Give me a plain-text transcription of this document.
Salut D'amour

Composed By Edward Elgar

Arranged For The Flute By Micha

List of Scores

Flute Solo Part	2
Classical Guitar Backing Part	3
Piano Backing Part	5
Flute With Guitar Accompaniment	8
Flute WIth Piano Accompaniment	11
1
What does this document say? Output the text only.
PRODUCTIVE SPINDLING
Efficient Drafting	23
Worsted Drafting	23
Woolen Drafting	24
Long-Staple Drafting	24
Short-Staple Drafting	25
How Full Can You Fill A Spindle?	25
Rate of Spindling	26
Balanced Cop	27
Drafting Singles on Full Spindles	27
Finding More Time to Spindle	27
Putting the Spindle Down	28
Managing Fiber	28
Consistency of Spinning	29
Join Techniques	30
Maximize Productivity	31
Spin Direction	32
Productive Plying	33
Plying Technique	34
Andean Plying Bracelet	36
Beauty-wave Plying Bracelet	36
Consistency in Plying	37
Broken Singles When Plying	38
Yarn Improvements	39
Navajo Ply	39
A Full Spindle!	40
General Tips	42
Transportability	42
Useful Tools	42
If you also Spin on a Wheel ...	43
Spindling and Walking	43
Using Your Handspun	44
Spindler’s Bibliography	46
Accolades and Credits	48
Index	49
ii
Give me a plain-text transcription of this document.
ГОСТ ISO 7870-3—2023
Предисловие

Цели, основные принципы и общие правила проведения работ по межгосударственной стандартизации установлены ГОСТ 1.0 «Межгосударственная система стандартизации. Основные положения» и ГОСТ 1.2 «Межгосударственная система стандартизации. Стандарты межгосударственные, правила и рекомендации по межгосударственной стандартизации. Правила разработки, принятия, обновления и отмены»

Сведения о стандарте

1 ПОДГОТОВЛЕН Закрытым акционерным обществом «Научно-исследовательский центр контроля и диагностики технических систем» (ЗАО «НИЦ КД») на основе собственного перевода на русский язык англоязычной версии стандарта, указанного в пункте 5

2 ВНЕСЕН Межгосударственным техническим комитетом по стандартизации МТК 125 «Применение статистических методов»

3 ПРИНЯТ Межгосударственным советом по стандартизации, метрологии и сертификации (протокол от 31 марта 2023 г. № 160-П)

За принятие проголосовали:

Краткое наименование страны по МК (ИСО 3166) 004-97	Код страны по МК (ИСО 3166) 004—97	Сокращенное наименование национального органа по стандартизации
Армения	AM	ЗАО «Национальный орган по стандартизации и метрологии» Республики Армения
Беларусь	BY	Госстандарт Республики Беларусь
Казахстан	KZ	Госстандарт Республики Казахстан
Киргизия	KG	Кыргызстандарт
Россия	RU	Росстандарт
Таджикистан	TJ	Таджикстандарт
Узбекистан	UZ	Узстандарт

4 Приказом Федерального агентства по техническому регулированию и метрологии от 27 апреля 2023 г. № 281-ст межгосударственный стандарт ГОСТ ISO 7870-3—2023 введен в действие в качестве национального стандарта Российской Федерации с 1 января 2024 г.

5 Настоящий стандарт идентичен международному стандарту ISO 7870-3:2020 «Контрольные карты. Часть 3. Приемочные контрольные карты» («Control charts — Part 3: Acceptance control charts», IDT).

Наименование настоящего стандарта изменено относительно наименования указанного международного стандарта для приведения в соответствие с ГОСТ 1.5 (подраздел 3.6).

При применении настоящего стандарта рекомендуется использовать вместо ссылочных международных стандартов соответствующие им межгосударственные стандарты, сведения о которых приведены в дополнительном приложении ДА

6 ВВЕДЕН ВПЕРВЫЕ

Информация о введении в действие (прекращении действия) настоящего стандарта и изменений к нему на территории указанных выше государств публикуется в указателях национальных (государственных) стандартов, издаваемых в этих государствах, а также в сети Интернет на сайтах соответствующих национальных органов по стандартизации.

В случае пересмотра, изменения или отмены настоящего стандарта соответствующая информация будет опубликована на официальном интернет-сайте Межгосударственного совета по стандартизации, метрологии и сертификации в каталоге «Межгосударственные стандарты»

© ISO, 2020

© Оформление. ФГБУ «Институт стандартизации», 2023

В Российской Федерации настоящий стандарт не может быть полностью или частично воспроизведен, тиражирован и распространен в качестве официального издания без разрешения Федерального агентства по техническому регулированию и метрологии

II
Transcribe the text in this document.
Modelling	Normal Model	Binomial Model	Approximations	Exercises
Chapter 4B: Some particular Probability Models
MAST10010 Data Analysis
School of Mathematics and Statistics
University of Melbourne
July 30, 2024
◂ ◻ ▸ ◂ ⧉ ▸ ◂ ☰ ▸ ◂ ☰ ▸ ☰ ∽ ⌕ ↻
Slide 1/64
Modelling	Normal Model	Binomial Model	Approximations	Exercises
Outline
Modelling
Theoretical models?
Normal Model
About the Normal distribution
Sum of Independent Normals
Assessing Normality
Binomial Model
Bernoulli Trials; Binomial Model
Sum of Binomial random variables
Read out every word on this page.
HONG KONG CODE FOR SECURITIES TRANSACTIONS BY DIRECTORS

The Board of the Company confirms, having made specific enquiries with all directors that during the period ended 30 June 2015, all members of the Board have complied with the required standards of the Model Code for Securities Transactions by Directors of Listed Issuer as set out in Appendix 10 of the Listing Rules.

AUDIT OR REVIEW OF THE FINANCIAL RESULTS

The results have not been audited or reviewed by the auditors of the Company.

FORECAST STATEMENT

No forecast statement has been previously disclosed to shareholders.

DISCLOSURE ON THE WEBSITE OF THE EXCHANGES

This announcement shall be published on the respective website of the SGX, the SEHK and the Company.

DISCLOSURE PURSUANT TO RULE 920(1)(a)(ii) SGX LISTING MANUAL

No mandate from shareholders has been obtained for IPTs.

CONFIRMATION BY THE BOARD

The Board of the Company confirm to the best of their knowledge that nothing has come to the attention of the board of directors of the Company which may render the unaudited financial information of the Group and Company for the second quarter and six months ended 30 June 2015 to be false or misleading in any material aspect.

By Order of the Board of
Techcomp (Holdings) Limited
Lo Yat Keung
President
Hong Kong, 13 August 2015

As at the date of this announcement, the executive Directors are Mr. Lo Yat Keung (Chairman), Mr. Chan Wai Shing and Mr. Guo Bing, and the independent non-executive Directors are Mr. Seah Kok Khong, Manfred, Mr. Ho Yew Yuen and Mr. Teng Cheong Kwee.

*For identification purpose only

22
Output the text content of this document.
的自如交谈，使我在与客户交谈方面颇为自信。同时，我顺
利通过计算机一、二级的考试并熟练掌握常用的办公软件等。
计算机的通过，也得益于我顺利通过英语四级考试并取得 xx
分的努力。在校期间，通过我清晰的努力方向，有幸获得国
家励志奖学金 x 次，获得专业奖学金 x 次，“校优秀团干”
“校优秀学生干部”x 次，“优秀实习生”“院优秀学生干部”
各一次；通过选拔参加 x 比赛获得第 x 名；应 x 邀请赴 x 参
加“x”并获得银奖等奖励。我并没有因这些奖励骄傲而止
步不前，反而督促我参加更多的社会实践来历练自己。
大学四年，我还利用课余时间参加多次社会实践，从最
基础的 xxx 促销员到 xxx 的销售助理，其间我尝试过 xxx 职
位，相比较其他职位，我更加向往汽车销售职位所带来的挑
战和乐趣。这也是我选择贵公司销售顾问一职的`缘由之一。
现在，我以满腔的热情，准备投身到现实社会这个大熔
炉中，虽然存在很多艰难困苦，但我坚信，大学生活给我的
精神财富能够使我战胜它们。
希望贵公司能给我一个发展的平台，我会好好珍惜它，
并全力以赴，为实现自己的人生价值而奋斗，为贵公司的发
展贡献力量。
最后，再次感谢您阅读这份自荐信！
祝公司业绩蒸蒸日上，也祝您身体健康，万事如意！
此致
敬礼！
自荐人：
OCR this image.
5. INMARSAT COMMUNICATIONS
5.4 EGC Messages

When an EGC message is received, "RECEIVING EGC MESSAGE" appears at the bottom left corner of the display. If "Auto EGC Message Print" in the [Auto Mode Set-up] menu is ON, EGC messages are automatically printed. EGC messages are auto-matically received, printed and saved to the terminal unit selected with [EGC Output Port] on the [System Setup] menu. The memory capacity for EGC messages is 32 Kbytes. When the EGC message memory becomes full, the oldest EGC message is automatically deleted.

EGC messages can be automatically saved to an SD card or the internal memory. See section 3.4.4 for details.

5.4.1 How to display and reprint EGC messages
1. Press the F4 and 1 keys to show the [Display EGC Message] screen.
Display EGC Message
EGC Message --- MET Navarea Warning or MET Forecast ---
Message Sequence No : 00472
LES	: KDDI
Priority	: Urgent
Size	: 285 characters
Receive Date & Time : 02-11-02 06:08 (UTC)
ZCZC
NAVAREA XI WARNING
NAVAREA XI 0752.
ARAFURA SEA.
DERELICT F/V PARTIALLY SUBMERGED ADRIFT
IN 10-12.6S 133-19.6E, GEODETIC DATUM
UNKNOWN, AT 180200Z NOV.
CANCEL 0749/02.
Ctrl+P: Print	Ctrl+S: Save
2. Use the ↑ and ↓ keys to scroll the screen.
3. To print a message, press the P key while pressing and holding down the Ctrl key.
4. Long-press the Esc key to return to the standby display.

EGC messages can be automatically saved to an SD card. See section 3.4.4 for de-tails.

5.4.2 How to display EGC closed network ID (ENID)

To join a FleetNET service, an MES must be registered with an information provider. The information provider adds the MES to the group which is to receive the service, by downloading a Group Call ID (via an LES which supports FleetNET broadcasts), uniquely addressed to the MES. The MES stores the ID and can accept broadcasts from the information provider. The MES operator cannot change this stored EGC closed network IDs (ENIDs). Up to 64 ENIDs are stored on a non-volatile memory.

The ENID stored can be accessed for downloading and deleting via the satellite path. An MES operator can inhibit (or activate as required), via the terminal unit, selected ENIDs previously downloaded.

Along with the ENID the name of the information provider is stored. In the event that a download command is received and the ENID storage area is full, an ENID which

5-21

▬▬▬▬▬▬▬▬▬▬

◆ **WHAT NEEDS TO BE DONE**: Locate each line containing the string "регулированию" and show it.

◆ **REPLY TO THE TASK**:
4 Приказом Федерального агентства по техническому регулированию и метрологии от 27 апреля 2023 г. № 281-ст межгосударственный стандарт ГОСТ ISO 7870-3—2023 введен в действие в качестве национального стандарта Российской Федерации с 1 января 2024 г.
В Российской Федерации настоящий стандарт не может быть полностью или частично воспроизведен, тиражирован и распространен в качестве официального издания без разрешения Федерального агентства по техническому регулированию и метрологии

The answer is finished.